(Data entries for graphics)
start

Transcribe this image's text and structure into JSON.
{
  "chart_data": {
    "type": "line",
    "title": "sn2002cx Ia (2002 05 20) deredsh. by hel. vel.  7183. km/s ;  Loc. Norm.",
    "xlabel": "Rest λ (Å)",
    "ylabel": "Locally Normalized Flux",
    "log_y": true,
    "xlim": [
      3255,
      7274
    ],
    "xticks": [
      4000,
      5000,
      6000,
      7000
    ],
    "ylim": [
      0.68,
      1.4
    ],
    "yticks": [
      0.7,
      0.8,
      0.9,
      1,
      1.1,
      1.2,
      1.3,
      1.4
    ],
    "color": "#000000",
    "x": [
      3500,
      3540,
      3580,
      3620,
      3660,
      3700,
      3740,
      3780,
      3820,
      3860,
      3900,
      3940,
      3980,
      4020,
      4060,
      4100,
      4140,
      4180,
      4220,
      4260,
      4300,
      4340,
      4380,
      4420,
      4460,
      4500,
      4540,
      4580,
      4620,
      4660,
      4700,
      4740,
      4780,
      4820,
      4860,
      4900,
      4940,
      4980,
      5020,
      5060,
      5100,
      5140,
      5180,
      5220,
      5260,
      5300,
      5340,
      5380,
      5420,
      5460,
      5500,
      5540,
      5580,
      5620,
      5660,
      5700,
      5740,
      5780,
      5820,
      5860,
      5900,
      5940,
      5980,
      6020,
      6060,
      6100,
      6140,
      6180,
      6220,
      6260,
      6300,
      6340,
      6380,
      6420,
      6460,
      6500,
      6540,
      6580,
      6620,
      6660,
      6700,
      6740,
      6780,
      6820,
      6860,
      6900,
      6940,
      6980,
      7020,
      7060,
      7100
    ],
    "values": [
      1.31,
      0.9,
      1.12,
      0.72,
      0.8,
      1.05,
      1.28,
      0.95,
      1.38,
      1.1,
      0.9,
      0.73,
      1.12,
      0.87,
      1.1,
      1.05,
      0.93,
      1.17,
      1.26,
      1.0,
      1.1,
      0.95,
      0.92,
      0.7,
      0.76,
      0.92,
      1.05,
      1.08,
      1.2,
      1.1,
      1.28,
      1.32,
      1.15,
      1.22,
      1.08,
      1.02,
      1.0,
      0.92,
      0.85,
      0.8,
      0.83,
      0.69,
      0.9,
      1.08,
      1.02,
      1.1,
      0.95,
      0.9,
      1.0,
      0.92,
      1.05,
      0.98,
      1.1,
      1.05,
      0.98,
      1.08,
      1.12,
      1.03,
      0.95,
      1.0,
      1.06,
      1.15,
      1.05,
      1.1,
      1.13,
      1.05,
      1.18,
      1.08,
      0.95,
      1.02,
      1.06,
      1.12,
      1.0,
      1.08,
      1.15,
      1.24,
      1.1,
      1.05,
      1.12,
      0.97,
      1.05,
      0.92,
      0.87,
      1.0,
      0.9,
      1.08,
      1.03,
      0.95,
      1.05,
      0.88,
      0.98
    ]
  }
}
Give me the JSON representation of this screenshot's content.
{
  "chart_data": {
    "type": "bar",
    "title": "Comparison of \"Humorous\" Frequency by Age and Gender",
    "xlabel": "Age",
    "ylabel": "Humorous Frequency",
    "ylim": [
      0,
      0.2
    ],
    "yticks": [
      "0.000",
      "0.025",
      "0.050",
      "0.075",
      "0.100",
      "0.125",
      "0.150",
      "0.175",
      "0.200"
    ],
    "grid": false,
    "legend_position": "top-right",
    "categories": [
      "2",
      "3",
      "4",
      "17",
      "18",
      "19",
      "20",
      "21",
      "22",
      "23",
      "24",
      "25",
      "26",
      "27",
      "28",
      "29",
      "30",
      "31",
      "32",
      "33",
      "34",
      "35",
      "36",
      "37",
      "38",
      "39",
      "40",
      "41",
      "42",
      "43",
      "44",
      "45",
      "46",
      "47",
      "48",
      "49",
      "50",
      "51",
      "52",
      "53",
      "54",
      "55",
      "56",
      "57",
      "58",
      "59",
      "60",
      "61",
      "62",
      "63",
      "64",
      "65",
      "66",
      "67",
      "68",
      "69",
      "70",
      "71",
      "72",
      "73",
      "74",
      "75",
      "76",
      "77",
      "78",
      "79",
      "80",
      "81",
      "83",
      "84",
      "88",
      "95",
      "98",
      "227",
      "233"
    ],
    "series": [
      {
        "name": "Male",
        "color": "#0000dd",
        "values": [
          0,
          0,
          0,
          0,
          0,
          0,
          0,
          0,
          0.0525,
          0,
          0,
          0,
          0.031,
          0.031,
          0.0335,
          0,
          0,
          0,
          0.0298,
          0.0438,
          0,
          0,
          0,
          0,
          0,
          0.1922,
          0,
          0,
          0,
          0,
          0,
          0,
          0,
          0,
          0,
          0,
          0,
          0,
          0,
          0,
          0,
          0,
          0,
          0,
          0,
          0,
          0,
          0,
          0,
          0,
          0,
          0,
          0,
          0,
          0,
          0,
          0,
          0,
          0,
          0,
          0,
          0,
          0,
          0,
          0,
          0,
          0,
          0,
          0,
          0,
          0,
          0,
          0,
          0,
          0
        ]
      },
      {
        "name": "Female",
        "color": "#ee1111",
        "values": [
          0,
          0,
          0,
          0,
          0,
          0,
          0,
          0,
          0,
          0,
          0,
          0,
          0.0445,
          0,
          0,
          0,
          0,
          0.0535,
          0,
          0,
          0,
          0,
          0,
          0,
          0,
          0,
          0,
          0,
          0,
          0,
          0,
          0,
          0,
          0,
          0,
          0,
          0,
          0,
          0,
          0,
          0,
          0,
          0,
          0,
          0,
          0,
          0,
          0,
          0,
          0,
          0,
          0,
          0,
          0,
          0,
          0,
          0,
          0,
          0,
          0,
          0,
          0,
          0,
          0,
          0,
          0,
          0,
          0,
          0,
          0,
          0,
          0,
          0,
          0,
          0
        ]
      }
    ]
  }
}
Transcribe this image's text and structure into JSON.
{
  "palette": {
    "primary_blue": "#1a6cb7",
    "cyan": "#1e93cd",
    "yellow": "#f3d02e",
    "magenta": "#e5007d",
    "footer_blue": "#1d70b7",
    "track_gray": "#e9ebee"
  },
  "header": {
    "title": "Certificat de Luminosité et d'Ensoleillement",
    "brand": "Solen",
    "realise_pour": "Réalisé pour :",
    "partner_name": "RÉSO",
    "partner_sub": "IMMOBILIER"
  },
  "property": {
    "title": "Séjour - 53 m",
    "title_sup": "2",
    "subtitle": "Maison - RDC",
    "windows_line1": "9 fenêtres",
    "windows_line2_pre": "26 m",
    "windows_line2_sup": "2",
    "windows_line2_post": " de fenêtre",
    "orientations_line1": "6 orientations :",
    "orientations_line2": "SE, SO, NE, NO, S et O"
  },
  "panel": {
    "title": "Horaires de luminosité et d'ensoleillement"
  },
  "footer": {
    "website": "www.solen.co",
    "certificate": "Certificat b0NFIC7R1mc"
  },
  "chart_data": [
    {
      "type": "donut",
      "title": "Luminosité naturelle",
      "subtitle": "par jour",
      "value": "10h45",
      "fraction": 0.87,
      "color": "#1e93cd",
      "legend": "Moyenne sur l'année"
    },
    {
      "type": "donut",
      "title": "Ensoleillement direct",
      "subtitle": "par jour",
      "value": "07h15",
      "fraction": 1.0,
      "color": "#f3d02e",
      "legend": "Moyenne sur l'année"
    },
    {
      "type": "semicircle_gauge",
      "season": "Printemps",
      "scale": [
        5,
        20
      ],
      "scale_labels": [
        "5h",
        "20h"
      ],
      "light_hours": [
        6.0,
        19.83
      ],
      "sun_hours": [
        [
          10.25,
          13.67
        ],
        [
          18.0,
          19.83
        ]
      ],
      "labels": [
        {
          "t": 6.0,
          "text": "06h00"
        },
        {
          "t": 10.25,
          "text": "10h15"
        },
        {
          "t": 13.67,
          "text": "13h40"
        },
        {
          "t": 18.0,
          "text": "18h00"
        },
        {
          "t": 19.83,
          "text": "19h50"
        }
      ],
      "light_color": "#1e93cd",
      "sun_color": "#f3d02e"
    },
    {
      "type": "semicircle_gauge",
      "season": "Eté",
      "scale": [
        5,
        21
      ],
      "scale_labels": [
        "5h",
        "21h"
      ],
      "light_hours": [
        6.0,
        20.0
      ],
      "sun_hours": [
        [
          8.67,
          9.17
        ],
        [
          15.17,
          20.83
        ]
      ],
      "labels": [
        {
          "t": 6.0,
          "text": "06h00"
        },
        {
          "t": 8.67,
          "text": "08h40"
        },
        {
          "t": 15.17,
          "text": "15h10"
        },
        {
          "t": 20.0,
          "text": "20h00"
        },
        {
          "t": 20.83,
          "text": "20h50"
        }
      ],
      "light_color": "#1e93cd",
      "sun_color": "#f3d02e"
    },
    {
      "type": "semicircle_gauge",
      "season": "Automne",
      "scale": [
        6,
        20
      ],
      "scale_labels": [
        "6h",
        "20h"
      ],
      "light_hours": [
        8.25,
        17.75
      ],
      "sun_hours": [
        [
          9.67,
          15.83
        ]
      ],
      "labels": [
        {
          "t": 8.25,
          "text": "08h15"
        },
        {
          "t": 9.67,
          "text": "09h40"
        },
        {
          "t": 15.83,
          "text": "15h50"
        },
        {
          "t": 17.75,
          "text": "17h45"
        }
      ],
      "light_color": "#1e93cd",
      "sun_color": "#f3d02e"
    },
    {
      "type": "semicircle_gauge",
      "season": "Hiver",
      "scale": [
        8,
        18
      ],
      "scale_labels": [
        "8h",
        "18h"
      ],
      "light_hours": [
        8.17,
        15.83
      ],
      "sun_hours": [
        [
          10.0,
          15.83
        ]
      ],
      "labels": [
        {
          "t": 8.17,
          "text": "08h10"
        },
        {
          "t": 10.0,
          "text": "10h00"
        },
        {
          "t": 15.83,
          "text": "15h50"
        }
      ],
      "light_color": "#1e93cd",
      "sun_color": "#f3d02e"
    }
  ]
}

end

◆ Goal of the exercise:
Check every line in the material above for the string "Humorous", then give only the number of lines that have it.

◆ Expected answer:
2